** What the exercise asks **
Each of the entries should be retyped precisely as it appears.

** Data lines **
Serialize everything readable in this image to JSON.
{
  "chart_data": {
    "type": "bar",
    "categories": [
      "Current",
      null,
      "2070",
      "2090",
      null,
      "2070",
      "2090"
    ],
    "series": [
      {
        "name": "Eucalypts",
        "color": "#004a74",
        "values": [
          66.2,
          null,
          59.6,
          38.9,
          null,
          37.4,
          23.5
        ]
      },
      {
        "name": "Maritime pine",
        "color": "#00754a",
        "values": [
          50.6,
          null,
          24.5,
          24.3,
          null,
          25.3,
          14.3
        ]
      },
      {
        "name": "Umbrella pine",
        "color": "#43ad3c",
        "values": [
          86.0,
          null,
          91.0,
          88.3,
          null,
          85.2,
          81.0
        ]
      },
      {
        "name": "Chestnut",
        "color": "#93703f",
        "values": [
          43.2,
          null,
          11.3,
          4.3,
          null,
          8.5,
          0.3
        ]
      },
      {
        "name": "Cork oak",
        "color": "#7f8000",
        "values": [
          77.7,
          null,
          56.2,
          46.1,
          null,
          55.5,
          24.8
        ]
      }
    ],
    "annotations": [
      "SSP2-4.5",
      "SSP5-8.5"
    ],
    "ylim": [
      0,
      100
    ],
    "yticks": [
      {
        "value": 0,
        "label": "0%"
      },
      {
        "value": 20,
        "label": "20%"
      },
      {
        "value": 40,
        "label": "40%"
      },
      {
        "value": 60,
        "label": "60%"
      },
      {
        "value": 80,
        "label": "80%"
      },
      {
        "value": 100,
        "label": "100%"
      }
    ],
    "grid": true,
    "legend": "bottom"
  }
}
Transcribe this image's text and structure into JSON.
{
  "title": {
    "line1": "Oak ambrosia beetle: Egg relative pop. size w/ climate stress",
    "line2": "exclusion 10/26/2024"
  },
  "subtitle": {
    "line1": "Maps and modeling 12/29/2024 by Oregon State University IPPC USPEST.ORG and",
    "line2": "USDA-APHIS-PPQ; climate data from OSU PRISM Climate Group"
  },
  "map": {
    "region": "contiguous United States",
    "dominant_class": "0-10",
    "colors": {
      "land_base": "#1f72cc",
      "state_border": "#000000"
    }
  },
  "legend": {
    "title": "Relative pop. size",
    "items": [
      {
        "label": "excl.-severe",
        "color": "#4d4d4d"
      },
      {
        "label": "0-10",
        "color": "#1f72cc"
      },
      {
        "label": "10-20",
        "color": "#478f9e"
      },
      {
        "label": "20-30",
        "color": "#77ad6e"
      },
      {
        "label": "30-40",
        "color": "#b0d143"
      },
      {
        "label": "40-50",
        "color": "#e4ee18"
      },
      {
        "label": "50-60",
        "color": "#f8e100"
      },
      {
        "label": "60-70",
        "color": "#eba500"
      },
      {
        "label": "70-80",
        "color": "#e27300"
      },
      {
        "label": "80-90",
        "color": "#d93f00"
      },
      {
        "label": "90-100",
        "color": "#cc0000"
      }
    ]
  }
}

** Written reply **
Serialize everything readable in this image to JSON.
{
  "chart_data": {
    "type": "bar",
    "categories": [
      "Current",
      null,
      "2070",
      "2090",
      null,
      "2070",
      "2090"
    ],
    "series": [
      {
        "name": "Eucalypts",
        "color": "#004a74",
        "values": [
          66.2,
          null,
          59.6,
          38.9,
          null,
          37.4,
          23.5
        ]
      },
      {
        "name": "Maritime pine",
        "color": "#00754a",
        "values": [
          50.6,
          null,
          24.5,
          24.3,
          null,
          25.3,
          14.3
        ]
      },
      {
        "name": "Umbrella pine",
        "color": "#43ad3c",
        "values": [
          86.0,
          null,
          91.0,
          88.3,
          null,
          85.2,
          81.0
        ]
      },
      {
        "name": "Chestnut",
        "color": "#93703f",
        "values": [
          43.2,
          null,
          11.3,
          4.3,
          null,
          8.5,
          0.3
        ]
      },
      {
        "name": "Cork oak",
        "color": "#7f8000",
        "values": [
          77.7,
          null,
          56.2,
          46.1,
          null,
          55.5,
          24.8
        ]
      }
    ],
    "annotations": [
      "SSP2-4.5",
      "SSP5-8.5"
    ],
    "ylim": [
      0,
      100
    ],
    "yticks": [
      {
        "value": 0,
        "label": "0%"
      },
      {
        "value": 20,
        "label": "20%"
      },
      {
        "value": 40,
        "label": "40%"
      },
      {
        "value": 60,
        "label": "60%"
      },
      {
        "value": 80,
        "label": "80%"
      },
      {
        "value": 100,
        "label": "100%"
      }
    ],
    "grid": true,
    "legend": "bottom"
  }
}
Transcribe this image's text and structure into JSON.
{
  "title": {
    "line1": "Oak ambrosia beetle: Egg relative pop. size w/ climate stress",
    "line2": "exclusion 10/26/2024"
  },
  "subtitle": {
    "line1": "Maps and modeling 12/29/2024 by Oregon State University IPPC USPEST.ORG and",
    "line2": "USDA-APHIS-PPQ; climate data from OSU PRISM Climate Group"
  },
  "map": {
    "region": "contiguous United States",
    "dominant_class": "0-10",
    "colors": {
      "land_base": "#1f72cc",
      "state_border": "#000000"
    }
  },
  "legend": {
    "title": "Relative pop. size",
    "items": [
      {
        "label": "excl.-severe",
        "color": "#4d4d4d"
      },
      {
        "label": "0-10",
        "color": "#1f72cc"
      },
      {
        "label": "10-20",
        "color": "#478f9e"
      },
      {
        "label": "20-30",
        "color": "#77ad6e"
      },
      {
        "label": "30-40",
        "color": "#b0d143"
      },
      {
        "label": "40-50",
        "color": "#e4ee18"
      },
      {
        "label": "50-60",
        "color": "#f8e100"
      },
      {
        "label": "60-70",
        "color": "#eba500"
      },
      {
        "label": "70-80",
        "color": "#e27300"
      },
      {
        "label": "80-90",
        "color": "#d93f00"
      },
      {
        "label": "90-100",
        "color": "#cc0000"
      }
    ]
  }
}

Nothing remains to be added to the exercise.